- _TASK STATEMENT_
Here are some records. Copy each one exactly.
╭─ WORKING DATA
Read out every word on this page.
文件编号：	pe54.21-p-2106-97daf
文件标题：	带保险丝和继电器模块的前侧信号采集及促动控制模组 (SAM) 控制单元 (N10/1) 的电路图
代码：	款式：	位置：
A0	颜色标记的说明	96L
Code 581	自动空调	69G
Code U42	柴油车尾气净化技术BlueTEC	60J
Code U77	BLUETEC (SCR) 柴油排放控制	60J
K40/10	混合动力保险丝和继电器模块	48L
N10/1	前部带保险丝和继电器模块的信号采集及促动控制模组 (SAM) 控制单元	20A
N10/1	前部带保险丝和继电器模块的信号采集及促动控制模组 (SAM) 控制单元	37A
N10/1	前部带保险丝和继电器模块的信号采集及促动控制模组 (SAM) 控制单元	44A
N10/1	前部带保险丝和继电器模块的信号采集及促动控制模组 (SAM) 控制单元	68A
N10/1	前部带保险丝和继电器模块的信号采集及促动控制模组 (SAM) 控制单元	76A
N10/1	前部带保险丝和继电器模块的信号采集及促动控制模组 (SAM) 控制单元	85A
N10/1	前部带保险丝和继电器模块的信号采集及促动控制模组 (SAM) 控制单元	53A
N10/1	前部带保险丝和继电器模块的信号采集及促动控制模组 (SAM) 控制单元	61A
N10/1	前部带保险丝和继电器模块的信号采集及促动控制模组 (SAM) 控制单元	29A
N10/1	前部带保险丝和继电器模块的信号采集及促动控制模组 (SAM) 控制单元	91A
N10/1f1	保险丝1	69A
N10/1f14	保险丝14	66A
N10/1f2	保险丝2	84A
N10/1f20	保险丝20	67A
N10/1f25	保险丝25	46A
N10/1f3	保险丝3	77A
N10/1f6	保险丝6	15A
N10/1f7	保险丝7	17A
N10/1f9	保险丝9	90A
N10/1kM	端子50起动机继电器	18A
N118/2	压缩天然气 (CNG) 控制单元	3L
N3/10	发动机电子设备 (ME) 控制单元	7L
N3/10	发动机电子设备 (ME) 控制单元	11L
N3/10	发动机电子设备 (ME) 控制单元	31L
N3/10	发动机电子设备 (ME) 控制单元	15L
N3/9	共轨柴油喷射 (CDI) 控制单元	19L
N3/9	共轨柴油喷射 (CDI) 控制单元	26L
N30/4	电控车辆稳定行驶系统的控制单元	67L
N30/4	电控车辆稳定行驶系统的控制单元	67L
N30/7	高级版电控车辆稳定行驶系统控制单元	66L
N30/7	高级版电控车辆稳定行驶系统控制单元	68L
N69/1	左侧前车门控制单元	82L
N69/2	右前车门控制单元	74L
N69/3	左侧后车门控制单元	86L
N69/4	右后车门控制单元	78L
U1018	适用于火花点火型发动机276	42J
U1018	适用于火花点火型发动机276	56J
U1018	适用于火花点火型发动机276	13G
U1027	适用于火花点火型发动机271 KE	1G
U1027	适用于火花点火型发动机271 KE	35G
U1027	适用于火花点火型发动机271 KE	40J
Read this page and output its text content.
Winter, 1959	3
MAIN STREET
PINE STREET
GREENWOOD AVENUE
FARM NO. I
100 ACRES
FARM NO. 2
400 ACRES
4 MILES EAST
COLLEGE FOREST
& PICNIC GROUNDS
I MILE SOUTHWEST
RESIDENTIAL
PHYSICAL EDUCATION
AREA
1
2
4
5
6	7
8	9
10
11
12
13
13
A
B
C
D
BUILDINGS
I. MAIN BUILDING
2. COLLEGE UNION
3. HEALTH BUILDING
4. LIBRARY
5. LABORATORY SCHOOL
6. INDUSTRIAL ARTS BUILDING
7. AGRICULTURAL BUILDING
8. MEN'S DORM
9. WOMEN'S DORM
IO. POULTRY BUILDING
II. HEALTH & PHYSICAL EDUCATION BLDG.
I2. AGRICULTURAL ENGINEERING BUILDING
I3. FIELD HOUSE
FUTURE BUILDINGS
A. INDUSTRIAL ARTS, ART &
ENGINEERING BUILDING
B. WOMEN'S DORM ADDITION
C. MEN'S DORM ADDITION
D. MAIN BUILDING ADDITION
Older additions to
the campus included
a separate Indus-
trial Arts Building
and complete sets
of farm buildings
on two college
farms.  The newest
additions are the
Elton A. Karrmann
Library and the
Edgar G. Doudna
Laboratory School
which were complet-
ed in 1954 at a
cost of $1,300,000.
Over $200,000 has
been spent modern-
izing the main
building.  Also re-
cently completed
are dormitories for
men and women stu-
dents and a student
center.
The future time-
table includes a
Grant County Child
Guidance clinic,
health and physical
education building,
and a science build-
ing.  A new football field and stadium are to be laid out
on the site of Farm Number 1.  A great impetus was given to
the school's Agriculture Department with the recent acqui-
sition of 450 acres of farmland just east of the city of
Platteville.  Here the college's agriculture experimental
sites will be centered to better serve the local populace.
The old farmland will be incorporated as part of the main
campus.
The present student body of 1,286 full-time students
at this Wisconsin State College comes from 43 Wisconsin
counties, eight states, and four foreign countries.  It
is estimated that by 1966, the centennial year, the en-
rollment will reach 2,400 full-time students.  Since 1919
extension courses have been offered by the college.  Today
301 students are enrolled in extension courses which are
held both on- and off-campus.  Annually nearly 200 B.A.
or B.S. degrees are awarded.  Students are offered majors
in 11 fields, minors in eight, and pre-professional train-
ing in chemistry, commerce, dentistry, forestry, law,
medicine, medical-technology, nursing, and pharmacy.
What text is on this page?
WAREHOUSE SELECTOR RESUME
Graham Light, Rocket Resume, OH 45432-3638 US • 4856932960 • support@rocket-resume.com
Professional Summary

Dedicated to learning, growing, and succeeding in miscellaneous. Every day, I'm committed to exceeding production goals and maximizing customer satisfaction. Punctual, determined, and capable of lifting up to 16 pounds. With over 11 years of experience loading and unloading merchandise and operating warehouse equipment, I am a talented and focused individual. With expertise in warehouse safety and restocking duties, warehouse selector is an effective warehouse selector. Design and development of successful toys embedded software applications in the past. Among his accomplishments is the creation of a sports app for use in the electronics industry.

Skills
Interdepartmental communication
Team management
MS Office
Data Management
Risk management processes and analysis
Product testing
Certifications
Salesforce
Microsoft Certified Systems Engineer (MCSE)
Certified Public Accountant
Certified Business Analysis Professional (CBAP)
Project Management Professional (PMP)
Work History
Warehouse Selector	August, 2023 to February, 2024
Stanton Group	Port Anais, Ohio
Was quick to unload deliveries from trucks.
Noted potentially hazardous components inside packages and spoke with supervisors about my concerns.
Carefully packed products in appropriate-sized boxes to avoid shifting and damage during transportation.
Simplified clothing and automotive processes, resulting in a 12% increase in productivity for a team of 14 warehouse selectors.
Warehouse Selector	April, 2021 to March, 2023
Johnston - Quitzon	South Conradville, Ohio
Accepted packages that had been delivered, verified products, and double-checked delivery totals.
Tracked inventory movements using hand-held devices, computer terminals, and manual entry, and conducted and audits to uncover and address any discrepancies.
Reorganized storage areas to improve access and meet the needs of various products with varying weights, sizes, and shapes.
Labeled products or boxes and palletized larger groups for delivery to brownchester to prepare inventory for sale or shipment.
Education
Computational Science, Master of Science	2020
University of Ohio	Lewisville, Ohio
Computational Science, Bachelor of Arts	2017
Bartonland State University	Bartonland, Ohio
╰─
- _RESULT OF THE TASK_
Read out every word on this page.
文件编号：	pe54.21-p-2106-97daf
文件标题：	带保险丝和继电器模块的前侧信号采集及促动控制模组 (SAM) 控制单元 (N10/1) 的电路图
代码：	款式：	位置：
A0	颜色标记的说明	96L
Code 581	自动空调	69G
Code U42	柴油车尾气净化技术BlueTEC	60J
Code U77	BLUETEC (SCR) 柴油排放控制	60J
K40/10	混合动力保险丝和继电器模块	48L
N10/1	前部带保险丝和继电器模块的信号采集及促动控制模组 (SAM) 控制单元	20A
N10/1	前部带保险丝和继电器模块的信号采集及促动控制模组 (SAM) 控制单元	37A
N10/1	前部带保险丝和继电器模块的信号采集及促动控制模组 (SAM) 控制单元	44A
N10/1	前部带保险丝和继电器模块的信号采集及促动控制模组 (SAM) 控制单元	68A
N10/1	前部带保险丝和继电器模块的信号采集及促动控制模组 (SAM) 控制单元	76A
N10/1	前部带保险丝和继电器模块的信号采集及促动控制模组 (SAM) 控制单元	85A
N10/1	前部带保险丝和继电器模块的信号采集及促动控制模组 (SAM) 控制单元	53A
N10/1	前部带保险丝和继电器模块的信号采集及促动控制模组 (SAM) 控制单元	61A
N10/1	前部带保险丝和继电器模块的信号采集及促动控制模组 (SAM) 控制单元	29A
N10/1	前部带保险丝和继电器模块的信号采集及促动控制模组 (SAM) 控制单元	91A
N10/1f1	保险丝1	69A
N10/1f14	保险丝14	66A
N10/1f2	保险丝2	84A
N10/1f20	保险丝20	67A
N10/1f25	保险丝25	46A
N10/1f3	保险丝3	77A
N10/1f6	保险丝6	15A
N10/1f7	保险丝7	17A
N10/1f9	保险丝9	90A
N10/1kM	端子50起动机继电器	18A
N118/2	压缩天然气 (CNG) 控制单元	3L
N3/10	发动机电子设备 (ME) 控制单元	7L
N3/10	发动机电子设备 (ME) 控制单元	11L
N3/10	发动机电子设备 (ME) 控制单元	31L
N3/10	发动机电子设备 (ME) 控制单元	15L
N3/9	共轨柴油喷射 (CDI) 控制单元	19L
N3/9	共轨柴油喷射 (CDI) 控制单元	26L
N30/4	电控车辆稳定行驶系统的控制单元	67L
N30/4	电控车辆稳定行驶系统的控制单元	67L
N30/7	高级版电控车辆稳定行驶系统控制单元	66L
N30/7	高级版电控车辆稳定行驶系统控制单元	68L
N69/1	左侧前车门控制单元	82L
N69/2	右前车门控制单元	74L
N69/3	左侧后车门控制单元	86L
N69/4	右后车门控制单元	78L
U1018	适用于火花点火型发动机276	42J
U1018	适用于火花点火型发动机276	56J
U1018	适用于火花点火型发动机276	13G
U1027	适用于火花点火型发动机271 KE	1G
U1027	适用于火花点火型发动机271 KE	35G
U1027	适用于火花点火型发动机271 KE	40J
Read this page and output its text content.
Winter, 1959	3
MAIN STREET
PINE STREET
GREENWOOD AVENUE
FARM NO. I
100 ACRES
FARM NO. 2
400 ACRES
4 MILES EAST
COLLEGE FOREST
& PICNIC GROUNDS
I MILE SOUTHWEST
RESIDENTIAL
PHYSICAL EDUCATION
AREA
1
2
4
5
6	7
8	9
10
11
12
13
13
A
B
C
D
BUILDINGS
I. MAIN BUILDING
2. COLLEGE UNION
3. HEALTH BUILDING
4. LIBRARY
5. LABORATORY SCHOOL
6. INDUSTRIAL ARTS BUILDING
7. AGRICULTURAL BUILDING
8. MEN'S DORM
9. WOMEN'S DORM
IO. POULTRY BUILDING
II. HEALTH & PHYSICAL EDUCATION BLDG.
I2. AGRICULTURAL ENGINEERING BUILDING
I3. FIELD HOUSE
FUTURE BUILDINGS
A. INDUSTRIAL ARTS, ART &
ENGINEERING BUILDING
B. WOMEN'S DORM ADDITION
C. MEN'S DORM ADDITION
D. MAIN BUILDING ADDITION
Older additions to
the campus included
a separate Indus-
trial Arts Building
and complete sets
of farm buildings
on two college
farms.  The newest
additions are the
Elton A. Karrmann
Library and the
Edgar G. Doudna
Laboratory School
which were complet-
ed in 1954 at a
cost of $1,300,000.
Over $200,000 has
been spent modern-
izing the main
building.  Also re-
cently completed
are dormitories for
men and women stu-
dents and a student
center.
The future time-
table includes a
Grant County Child
Guidance clinic,
health and physical
education building,
and a science build-
ing.  A new football field and stadium are to be laid out
on the site of Farm Number 1.  A great impetus was given to
the school's Agriculture Department with the recent acqui-
sition of 450 acres of farmland just east of the city of
Platteville.  Here the college's agriculture experimental
sites will be centered to better serve the local populace.
The old farmland will be incorporated as part of the main
campus.
The present student body of 1,286 full-time students
at this Wisconsin State College comes from 43 Wisconsin
counties, eight states, and four foreign countries.  It
is estimated that by 1966, the centennial year, the en-
rollment will reach 2,400 full-time students.  Since 1919
extension courses have been offered by the college.  Today
301 students are enrolled in extension courses which are
held both on- and off-campus.  Annually nearly 200 B.A.
or B.S. degrees are awarded.  Students are offered majors
in 11 fields, minors in eight, and pre-professional train-
ing in chemistry, commerce, dentistry, forestry, law,
medicine, medical-technology, nursing, and pharmacy.
What text is on this page?
WAREHOUSE SELECTOR RESUME
Graham Light, Rocket Resume, OH 45432-3638 US • 4856932960 • support@rocket-resume.com
Professional Summary

Dedicated to learning, growing, and succeeding in miscellaneous. Every day, I'm committed to exceeding production goals and maximizing customer satisfaction. Punctual, determined, and capable of lifting up to 16 pounds. With over 11 years of experience loading and unloading merchandise and operating warehouse equipment, I am a talented and focused individual. With expertise in warehouse safety and restocking duties, warehouse selector is an effective warehouse selector. Design and development of successful toys embedded software applications in the past. Among his accomplishments is the creation of a sports app for use in the electronics industry.

Skills
Interdepartmental communication
Team management
MS Office
Data Management
Risk management processes and analysis
Product testing
Certifications
Salesforce
Microsoft Certified Systems Engineer (MCSE)
Certified Public Accountant
Certified Business Analysis Professional (CBAP)
Project Management Professional (PMP)
Work History
Warehouse Selector	August, 2023 to February, 2024
Stanton Group	Port Anais, Ohio
Was quick to unload deliveries from trucks.
Noted potentially hazardous components inside packages and spoke with supervisors about my concerns.
Carefully packed products in appropriate-sized boxes to avoid shifting and damage during transportation.
Simplified clothing and automotive processes, resulting in a 12% increase in productivity for a team of 14 warehouse selectors.
Warehouse Selector	April, 2021 to March, 2023
Johnston - Quitzon	South Conradville, Ohio
Accepted packages that had been delivered, verified products, and double-checked delivery totals.
Tracked inventory movements using hand-held devices, computer terminals, and manual entry, and conducted and audits to uncover and address any discrepancies.
Reorganized storage areas to improve access and meet the needs of various products with varying weights, sizes, and shapes.
Labeled products or boxes and palletized larger groups for delivery to brownchester to prepare inventory for sale or shipment.
Education
Computational Science, Master of Science	2020
University of Ohio	Lewisville, Ohio
Computational Science, Bachelor of Arts	2017
Bartonland State University	Bartonland, Ohio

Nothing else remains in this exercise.